Saved data entries:
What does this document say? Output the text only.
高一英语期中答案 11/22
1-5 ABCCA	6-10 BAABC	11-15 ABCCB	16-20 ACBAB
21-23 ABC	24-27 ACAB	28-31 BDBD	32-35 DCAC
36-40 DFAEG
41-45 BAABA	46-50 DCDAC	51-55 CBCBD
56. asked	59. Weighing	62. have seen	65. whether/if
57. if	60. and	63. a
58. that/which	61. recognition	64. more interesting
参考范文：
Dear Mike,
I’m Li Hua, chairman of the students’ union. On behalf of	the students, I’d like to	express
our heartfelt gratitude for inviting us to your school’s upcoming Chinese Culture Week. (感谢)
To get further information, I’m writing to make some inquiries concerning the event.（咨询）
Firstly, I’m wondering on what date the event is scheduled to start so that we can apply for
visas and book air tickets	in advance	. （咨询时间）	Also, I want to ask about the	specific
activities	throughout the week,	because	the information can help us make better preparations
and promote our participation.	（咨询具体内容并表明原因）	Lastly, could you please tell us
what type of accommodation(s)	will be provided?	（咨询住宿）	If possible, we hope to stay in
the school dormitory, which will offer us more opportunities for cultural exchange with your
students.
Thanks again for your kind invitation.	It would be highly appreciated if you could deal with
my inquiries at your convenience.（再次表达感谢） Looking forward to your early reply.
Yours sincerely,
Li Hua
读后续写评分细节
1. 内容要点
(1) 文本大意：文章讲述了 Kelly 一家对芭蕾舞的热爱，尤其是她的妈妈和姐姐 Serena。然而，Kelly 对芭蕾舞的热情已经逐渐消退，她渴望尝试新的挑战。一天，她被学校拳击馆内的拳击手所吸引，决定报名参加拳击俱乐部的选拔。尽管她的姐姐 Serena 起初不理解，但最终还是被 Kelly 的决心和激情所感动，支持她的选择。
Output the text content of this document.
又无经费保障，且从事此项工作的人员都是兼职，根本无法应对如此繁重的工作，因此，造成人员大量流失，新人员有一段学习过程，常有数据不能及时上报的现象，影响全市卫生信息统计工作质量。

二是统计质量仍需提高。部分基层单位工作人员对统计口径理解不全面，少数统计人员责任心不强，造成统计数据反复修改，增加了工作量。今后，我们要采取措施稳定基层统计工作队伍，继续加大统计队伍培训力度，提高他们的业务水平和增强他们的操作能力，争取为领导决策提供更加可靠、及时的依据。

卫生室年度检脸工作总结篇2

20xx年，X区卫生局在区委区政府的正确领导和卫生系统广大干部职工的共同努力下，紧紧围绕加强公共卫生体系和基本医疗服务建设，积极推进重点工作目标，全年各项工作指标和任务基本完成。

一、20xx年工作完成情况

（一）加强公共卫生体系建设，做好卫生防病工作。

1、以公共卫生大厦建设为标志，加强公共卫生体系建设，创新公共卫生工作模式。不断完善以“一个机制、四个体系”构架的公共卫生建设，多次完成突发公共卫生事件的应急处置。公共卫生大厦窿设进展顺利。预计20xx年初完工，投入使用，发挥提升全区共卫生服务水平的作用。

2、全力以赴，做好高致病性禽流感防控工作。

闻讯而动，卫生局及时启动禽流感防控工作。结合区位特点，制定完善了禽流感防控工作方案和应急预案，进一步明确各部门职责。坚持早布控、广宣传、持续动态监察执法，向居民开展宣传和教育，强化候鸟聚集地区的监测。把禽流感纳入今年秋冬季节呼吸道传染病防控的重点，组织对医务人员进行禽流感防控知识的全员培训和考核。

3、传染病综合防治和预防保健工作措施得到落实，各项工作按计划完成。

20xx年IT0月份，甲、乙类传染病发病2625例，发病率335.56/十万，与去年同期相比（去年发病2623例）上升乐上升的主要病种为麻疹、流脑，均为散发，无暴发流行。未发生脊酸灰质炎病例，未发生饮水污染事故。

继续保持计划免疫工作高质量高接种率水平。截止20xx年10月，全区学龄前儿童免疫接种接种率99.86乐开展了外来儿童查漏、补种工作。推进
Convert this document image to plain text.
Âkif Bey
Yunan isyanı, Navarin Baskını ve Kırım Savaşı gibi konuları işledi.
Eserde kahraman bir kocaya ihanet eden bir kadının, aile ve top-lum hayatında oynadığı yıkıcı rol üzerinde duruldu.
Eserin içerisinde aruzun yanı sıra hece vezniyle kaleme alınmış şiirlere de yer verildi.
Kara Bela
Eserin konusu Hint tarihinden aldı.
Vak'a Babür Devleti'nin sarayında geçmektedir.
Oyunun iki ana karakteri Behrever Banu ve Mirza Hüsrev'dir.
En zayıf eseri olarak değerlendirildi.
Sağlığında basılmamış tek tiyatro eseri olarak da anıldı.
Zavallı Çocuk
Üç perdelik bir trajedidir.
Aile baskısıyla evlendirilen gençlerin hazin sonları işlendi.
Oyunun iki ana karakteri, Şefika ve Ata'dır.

Written task ▸
Copy out every line of the data that includes "inquiries".

Full output ▸
To get further information, I’m writing to make some inquiries concerning the event.（咨询）
my inquiries at your convenience.（再次表达感谢） Looking forward to your early reply.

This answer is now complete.